- WHAT THE TASK ASKS -
Count the lines below that contain the word "text", and report only that number.

- RECORDS FOR THIS EXERCISE -
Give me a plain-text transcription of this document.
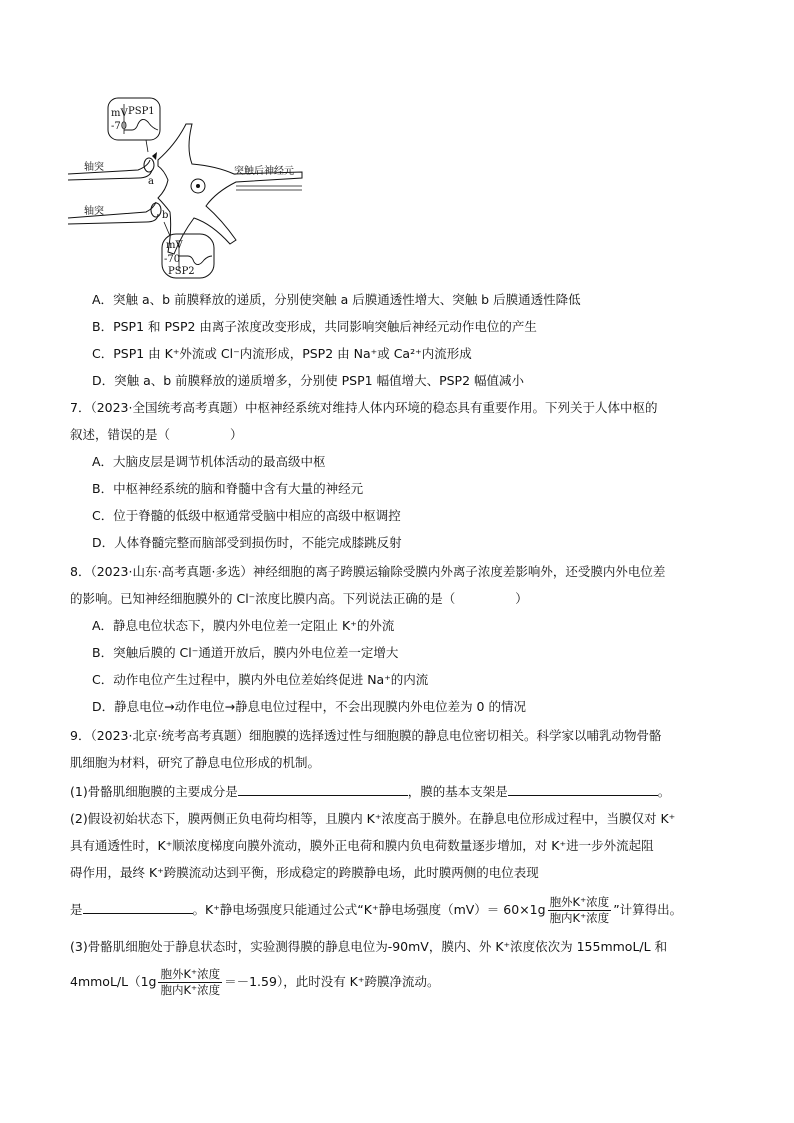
mV
-70
PSP1
轴突
a
轴突	b
突触后神经元
mV
-70
PSP2
A．突触 a、b 前膜释放的递质，分别使突触 a 后膜通透性增大、突触 b 后膜通透性降低
B．PSP1 和 PSP2 由离子浓度改变形成，共同影响突触后神经元动作电位的产生
C．PSP1 由 K⁺外流或 Cl⁻内流形成，PSP2 由 Na⁺或 Ca²⁺内流形成
D．突触 a、b 前膜释放的递质增多，分别使 PSP1 幅值增大、PSP2 幅值减小
7．（2023·全国统考高考真题）中枢神经系统对维持人体内环境的稳态具有重要作用。下列关于人体中枢的
叙述，错误的是（	）
A．大脑皮层是调节机体活动的最高级中枢
B．中枢神经系统的脑和脊髓中含有大量的神经元
C．位于脊髓的低级中枢通常受脑中相应的高级中枢调控
D．人体脊髓完整而脑部受到损伤时，不能完成膝跳反射
8．（2023·山东·高考真题·多选）神经细胞的离子跨膜运输除受膜内外离子浓度差影响外，还受膜内外电位差
的影响。已知神经细胞膜外的 Cl⁻浓度比膜内高。下列说法正确的是（	）
A．静息电位状态下，膜内外电位差一定阻止 K⁺的外流
B．突触后膜的 Cl⁻通道开放后，膜内外电位差一定增大
C．动作电位产生过程中，膜内外电位差始终促进 Na⁺的内流
D．静息电位→动作电位→静息电位过程中，不会出现膜内外电位差为 0 的情况
9．（2023·北京·统考高考真题）细胞膜的选择透过性与细胞膜的静息电位密切相关。科学家以哺乳动物骨骼
肌细胞为材料，研究了静息电位形成的机制。
(1)骨骼肌细胞膜的主要成分是	，膜的基本支架是	。
(2)假设初始状态下，膜两侧正负电荷均相等，且膜内 K⁺浓度高于膜外。在静息电位形成过程中，当膜仅对 K⁺
具有通透性时，K⁺顺浓度梯度向膜外流动，膜外正电荷和膜内负电荷数量逐步增加，对 K⁺进一步外流起阻
碍作用，最终 K⁺跨膜流动达到平衡，形成稳定的跨膜静电场，此时膜两侧的电位表现
是	。K⁺静电场强度只能通过公式“K⁺静电场强度$(mV)= 60\times 1g \frac{\text{胞外K⁺浓度}}{\text{胞内K⁺浓度}}$ ”计算得出。
(3)骨骼肌细胞处于静息状态时，实验测得膜的静息电位为-90mV，膜内、外 K⁺浓度依次为 155mmoL/L 和
4mmoL/L（1g $\frac{\text{胞外K⁺浓度}}{\text{胞内K⁺浓度}} =-1.59$），此时没有 K⁺跨膜净流动。
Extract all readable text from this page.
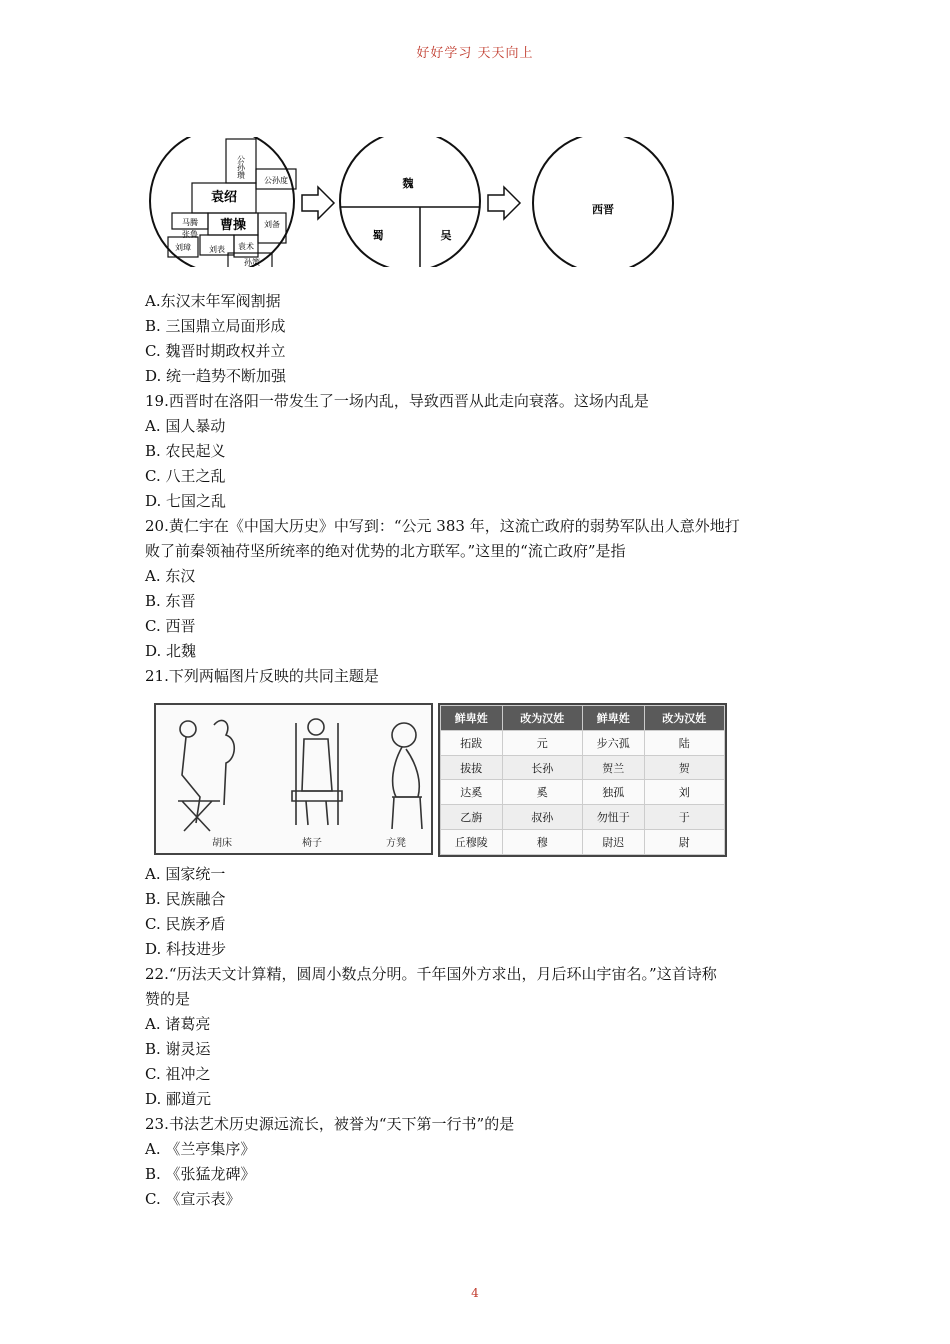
好好学习 天天向上
公孙瓒
公孙度
袁绍
曹操
马腾
张鲁
刘备
刘璋 刘表 袁术
孙策
魏
蜀	吴
西晋
A.东汉末年军阀割据
B. 三国鼎立局面形成
C. 魏晋时期政权并立
D. 统一趋势不断加强
19.西晋时在洛阳一带发生了一场内乱，导致西晋从此走向衰落。这场内乱是
A. 国人暴动
B. 农民起义
C. 八王之乱
D. 七国之乱
20.黄仁宇在《中国大历史》中写到：“公元 383 年，这流亡政府的弱势军队出人意外地打
败了前秦领袖苻坚所统率的绝对优势的北方联军。”这里的“流亡政府”是指
A. 东汉
B. 东晋
C. 西晋
D. 北魏
21.下列两幅图片反映的共同主题是
胡床	椅子	方凳
鲜卑姓	改为汉姓	鲜卑姓	改为汉姓
拓跋	元	步六孤	陆
拔拔	长孙	贺兰	贺
达奚	奚	独孤	刘
乙旃	叔孙	勿忸于	于
丘穆陵	穆	尉迟	尉
A. 国家统一
B. 民族融合
C. 民族矛盾
D. 科技进步
22.“历法天文计算精，圆周小数点分明。千年国外方求出，月后环山宇宙名。”这首诗称
赞的是
A. 诸葛亮
B. 谢灵运
C. 祖冲之
D. 郦道元
23.书法艺术历史源远流长，被誉为“天下第一行书”的是
A. 《兰亭集序》
B. 《张猛龙碑》
C. 《宣示表》
4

- TASK RESULT -
4